Items from a data source
[start]

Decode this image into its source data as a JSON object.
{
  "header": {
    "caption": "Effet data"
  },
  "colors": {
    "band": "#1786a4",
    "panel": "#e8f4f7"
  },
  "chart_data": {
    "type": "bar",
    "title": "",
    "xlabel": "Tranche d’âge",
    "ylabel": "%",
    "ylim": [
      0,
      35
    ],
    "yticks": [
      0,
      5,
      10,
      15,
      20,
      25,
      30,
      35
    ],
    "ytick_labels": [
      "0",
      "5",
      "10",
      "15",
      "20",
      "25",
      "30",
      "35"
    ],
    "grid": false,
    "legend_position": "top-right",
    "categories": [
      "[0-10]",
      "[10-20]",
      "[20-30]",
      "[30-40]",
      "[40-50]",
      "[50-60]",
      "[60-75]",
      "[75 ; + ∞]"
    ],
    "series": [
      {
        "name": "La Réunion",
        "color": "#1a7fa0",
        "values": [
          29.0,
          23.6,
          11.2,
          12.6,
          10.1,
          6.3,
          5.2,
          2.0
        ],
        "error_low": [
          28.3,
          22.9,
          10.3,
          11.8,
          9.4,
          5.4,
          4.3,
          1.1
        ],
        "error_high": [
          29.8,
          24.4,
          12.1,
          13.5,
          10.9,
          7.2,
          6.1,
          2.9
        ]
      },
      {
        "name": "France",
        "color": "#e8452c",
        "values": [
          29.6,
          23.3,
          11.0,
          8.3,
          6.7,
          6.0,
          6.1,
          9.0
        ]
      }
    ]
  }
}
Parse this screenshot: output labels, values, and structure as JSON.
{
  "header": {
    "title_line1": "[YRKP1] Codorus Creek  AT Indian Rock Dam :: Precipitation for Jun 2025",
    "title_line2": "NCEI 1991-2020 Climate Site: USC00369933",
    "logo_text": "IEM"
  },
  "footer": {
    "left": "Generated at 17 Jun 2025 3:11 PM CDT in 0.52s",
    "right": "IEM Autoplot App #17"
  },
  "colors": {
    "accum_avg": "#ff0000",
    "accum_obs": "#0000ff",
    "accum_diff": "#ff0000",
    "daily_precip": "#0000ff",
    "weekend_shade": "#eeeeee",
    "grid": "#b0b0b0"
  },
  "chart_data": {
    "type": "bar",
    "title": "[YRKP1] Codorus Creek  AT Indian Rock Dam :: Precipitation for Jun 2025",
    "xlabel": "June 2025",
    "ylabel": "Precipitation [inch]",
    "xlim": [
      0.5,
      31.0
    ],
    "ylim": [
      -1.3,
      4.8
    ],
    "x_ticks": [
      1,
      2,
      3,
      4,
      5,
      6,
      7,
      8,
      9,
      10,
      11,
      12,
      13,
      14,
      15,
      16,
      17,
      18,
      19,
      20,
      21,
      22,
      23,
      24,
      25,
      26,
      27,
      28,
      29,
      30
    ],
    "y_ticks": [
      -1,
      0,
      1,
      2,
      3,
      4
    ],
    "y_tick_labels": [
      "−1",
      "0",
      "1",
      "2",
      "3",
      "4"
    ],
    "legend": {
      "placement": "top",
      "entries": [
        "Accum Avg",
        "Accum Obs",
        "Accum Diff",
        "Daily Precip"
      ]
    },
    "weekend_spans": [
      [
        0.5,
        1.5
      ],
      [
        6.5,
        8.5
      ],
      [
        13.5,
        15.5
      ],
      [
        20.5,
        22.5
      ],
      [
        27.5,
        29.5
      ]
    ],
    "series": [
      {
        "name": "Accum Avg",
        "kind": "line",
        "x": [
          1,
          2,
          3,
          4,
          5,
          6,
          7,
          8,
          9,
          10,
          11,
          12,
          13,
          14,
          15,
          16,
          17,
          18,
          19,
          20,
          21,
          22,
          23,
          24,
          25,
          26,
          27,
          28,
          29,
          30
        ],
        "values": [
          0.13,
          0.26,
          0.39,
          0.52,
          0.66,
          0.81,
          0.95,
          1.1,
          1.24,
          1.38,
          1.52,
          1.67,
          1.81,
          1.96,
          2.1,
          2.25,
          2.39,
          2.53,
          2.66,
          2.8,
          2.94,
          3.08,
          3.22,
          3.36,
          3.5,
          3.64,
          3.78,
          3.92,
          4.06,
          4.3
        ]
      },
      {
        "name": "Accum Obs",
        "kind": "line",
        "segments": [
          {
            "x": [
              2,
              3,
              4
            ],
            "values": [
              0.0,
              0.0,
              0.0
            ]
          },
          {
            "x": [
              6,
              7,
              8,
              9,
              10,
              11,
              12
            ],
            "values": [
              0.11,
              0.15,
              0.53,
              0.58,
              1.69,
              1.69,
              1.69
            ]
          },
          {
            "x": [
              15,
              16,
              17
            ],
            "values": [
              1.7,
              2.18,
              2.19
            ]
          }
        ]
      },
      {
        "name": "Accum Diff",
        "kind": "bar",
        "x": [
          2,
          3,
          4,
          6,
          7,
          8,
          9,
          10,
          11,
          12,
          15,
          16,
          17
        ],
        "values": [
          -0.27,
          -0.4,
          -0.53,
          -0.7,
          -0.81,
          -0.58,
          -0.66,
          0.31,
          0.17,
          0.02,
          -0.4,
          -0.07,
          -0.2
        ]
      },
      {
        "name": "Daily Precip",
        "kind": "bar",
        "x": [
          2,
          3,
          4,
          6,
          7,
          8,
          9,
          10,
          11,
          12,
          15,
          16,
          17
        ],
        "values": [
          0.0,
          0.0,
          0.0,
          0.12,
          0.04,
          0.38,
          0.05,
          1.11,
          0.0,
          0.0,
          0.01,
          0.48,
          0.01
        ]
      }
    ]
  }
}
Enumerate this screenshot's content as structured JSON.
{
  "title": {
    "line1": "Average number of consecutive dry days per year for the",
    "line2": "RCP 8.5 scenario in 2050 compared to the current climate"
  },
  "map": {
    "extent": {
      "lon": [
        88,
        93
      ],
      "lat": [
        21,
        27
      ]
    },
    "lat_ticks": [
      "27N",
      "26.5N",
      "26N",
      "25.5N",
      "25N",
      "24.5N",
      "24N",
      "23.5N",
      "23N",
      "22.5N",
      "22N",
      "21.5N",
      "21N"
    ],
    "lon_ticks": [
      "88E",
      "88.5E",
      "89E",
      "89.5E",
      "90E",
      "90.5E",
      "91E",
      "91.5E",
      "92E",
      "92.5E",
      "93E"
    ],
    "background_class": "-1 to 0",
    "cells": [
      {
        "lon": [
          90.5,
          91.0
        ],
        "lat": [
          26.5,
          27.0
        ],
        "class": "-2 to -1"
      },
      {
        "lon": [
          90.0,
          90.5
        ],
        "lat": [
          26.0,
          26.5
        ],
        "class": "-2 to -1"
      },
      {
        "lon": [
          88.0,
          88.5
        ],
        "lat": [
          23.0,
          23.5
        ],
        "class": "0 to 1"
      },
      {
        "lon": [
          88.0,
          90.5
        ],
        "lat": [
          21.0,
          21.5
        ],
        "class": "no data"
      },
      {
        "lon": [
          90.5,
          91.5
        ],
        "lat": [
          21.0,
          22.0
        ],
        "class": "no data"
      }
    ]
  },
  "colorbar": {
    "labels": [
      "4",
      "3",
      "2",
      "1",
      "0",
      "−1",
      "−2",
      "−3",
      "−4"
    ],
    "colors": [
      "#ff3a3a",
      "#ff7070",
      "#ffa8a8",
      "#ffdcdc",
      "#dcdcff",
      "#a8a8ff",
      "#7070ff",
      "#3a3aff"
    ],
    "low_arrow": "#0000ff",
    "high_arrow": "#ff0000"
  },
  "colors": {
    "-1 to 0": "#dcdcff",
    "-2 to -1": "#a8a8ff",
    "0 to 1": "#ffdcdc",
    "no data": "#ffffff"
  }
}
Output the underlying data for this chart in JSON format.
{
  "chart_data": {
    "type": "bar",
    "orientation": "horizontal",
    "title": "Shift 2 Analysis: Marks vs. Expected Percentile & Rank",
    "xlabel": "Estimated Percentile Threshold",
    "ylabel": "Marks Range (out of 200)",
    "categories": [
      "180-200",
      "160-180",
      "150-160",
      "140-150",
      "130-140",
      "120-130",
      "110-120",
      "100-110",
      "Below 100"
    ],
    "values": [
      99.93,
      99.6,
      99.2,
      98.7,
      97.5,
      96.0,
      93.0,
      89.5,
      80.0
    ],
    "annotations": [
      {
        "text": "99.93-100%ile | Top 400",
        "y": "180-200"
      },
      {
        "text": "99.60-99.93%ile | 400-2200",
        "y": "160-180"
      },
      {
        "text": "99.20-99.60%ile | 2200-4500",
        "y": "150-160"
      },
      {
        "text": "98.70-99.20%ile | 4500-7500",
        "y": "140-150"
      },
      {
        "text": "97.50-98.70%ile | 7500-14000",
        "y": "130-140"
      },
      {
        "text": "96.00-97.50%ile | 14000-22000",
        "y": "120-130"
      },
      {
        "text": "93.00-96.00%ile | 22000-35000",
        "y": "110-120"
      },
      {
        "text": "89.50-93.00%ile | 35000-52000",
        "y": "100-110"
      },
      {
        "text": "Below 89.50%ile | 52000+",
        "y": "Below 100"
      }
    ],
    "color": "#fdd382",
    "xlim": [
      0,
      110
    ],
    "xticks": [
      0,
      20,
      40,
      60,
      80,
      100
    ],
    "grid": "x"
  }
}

[end]

# Prompt
Give the number of lines that hold the word "Marks" in these records, with nothing added.

# Written response
2